**INSTRUKSI TERTULIS A:** Terjemahkan kalimat dari berita tentang tambang nikel Raja Ampat ini ke dalam bahasa Inggris: "PENCABUTAN empat izin tambang nikel di Raja Ampat, Papua Barat Daya, oleh Presiden Prabowo Subianto pada Selasa, 10 Juni 2025, membuat warga Kampung Selpele dan Saleo di Distrik Waigeo Barat batal menggelar Jumat Bersih di Pulau Wayag."
**INSTRUKSI TERTULIS B:** Lanjutkan berita tentang bisnis nikel di Raja Ampat, dimulai setelah kalimat terakhir yang tertera.
═══ TEKS BACAAN
EKSKLUSIF: Jaringan Bahlil dan Keluarga Papua Dalam Bisnis Nikel Raja Ampat

- Senin, 16 Juni 2025 | 17:10 WIB
EKSKLUSIF: Jaringan Bahlil dan Keluarga Papua Dalam Bisnis Nikel Raja Ampat


Jaringan Bahlil dan Keluarga Papua Dalam Bisnis Nikel Raja Ampat!


PENCABUTAN empat izin tambang nikel di Raja Ampat, Papua Barat Daya, oleh Presiden Prabowo Subianto pada Selasa, 10 Juni 2025, membuat warga Kam­­­­pung Selpele dan Saleo di Distrik Waigeo Barat batal menggelar Jumat Bersih di Pulau Wayag.
══════
═══ ISI DATASET
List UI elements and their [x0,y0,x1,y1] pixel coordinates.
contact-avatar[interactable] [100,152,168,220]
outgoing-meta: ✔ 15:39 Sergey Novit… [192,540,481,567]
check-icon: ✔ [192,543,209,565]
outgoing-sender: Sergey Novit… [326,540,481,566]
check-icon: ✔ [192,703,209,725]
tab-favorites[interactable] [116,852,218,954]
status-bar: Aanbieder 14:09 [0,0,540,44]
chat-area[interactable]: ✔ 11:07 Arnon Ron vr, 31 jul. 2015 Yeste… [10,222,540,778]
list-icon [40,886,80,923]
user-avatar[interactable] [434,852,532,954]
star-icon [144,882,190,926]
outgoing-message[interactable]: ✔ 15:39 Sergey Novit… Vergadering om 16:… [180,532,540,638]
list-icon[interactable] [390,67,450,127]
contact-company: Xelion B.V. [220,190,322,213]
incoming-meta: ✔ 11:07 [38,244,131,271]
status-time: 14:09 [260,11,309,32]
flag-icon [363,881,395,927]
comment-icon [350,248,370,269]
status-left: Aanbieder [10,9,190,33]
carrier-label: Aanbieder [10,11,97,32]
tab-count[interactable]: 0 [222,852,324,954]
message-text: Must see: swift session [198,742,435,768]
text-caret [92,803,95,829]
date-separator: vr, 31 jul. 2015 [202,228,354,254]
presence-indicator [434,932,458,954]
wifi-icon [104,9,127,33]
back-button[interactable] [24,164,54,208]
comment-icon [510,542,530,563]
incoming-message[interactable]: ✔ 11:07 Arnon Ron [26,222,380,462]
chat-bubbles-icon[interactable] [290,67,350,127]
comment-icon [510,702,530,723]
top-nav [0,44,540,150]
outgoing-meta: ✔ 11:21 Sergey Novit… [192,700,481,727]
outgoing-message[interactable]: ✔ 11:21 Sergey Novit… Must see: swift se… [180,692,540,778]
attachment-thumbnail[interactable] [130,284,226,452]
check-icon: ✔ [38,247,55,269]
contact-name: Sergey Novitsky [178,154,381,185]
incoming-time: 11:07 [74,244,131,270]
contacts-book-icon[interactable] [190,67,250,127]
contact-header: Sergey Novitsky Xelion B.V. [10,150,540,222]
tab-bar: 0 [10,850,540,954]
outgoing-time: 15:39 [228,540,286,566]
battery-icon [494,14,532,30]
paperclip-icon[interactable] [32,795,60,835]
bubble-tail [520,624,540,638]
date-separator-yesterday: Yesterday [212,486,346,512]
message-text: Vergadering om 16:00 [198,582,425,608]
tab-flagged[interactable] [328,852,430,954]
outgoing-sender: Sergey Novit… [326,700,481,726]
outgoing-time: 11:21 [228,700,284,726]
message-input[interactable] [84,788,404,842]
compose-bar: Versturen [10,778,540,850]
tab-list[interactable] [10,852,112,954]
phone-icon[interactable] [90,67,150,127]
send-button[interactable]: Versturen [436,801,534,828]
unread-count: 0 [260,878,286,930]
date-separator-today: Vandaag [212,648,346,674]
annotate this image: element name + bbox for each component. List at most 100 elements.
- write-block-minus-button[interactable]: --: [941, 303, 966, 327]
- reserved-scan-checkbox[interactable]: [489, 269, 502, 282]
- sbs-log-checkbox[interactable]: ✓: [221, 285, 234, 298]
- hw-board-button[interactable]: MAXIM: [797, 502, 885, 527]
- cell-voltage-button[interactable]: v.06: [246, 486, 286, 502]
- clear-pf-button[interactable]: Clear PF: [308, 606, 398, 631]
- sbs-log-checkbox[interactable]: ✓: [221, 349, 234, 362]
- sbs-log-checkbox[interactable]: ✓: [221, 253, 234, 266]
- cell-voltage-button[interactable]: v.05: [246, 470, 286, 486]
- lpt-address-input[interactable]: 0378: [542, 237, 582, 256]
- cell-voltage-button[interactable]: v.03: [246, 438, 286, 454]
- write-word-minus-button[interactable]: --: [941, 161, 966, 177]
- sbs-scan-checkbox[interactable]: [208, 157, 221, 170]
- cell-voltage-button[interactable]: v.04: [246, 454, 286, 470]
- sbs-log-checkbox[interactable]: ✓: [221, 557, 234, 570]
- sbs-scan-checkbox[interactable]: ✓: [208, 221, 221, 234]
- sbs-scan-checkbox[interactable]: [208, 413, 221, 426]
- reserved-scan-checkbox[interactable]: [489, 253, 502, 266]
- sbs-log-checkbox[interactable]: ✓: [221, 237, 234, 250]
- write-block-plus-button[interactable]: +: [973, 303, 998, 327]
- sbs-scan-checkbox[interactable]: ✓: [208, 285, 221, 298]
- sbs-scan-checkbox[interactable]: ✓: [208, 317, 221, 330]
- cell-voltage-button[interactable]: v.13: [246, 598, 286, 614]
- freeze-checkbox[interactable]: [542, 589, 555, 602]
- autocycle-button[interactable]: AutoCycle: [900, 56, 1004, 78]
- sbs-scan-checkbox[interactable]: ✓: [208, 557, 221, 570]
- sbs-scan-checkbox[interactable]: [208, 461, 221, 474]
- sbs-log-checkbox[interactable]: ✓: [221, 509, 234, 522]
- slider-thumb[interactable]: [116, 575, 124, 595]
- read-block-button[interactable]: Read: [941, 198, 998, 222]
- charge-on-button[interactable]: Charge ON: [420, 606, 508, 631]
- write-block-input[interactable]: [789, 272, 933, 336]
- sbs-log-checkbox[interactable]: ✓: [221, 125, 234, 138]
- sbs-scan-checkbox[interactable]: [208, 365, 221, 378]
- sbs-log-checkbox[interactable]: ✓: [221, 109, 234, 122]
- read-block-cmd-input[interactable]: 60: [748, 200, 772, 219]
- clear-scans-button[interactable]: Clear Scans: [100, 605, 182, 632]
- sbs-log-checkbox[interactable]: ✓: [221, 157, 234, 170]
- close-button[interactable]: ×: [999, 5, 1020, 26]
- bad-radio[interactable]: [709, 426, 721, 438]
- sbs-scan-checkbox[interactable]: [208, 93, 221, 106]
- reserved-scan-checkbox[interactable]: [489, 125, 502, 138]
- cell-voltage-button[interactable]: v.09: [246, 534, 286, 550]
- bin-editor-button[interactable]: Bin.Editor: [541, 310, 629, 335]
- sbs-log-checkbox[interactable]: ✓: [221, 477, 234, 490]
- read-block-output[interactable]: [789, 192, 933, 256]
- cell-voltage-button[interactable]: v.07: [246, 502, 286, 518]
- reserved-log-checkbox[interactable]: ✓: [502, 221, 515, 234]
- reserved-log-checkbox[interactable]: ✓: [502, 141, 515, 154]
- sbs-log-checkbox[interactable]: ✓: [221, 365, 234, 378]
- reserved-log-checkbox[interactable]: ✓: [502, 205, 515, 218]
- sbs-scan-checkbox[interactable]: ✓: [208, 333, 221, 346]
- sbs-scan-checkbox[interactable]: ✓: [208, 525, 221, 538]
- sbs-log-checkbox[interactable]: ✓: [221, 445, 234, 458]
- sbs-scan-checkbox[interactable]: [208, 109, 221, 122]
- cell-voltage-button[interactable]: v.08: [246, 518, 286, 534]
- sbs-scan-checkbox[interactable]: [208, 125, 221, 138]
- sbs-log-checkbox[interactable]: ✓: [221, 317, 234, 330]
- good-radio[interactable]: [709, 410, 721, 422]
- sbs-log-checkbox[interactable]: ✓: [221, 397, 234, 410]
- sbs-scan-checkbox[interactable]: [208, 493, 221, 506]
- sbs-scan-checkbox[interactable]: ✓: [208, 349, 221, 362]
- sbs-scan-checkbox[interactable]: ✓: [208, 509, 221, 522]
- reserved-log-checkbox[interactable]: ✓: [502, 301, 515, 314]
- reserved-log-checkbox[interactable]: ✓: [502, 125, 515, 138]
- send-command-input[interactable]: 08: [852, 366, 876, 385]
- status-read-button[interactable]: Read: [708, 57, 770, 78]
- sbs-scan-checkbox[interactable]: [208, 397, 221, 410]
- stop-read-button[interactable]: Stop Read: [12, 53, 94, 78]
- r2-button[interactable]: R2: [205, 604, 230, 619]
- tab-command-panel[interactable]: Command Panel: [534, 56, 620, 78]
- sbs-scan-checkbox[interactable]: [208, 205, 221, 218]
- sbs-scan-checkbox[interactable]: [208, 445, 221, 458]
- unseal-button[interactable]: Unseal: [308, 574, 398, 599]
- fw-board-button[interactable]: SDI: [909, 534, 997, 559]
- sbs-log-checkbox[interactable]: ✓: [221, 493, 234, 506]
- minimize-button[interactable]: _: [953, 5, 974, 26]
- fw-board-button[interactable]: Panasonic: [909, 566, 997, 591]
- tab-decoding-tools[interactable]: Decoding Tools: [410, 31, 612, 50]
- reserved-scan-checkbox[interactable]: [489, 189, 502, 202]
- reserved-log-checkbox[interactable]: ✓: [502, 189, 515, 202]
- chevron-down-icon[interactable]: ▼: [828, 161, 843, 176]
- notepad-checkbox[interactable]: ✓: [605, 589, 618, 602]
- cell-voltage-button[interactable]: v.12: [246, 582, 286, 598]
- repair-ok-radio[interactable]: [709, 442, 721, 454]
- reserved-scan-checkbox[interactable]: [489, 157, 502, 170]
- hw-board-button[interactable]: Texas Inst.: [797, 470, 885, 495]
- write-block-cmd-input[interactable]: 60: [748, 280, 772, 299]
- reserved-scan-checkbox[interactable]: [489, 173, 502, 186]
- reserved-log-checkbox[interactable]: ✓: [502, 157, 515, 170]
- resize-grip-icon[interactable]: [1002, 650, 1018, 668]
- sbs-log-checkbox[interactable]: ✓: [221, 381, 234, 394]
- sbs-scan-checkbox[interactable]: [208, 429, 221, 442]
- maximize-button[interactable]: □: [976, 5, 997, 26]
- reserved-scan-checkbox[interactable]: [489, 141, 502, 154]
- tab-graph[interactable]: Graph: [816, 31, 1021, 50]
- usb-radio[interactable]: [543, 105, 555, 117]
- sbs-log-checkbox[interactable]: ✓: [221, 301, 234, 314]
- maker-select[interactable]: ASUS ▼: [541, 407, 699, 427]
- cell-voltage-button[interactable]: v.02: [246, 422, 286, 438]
══════
**JAWABAN A:** The revocation of four nickel mining permits in Raja Ampat, Southwest Papua, by President Prabowo Subianto on Tuesday, June 10, 2025, caused residents of Selpele and Saleo villages in West Waigeo District to call off holding a Clean Friday on Wayag Island.

**JAWABAN B:**
Rapat warga kampung pada Jumat, 13 Juni 2025, membatalkan acara bersih-bersih pulau setiap pekan itu. 


Padahal Pulau Wayag berjarak 22 kilometer dari Pulau Kawe yang menjadi lokasi penambangan nikel.


“Kami batalkan Jumat Bersih untuk menghormati marga lain yang sedang memprotes penutupan tambang oleh pemerintah,” kata Jefri Dimalauw, 30 tahun, tokoh pemuda Selpele.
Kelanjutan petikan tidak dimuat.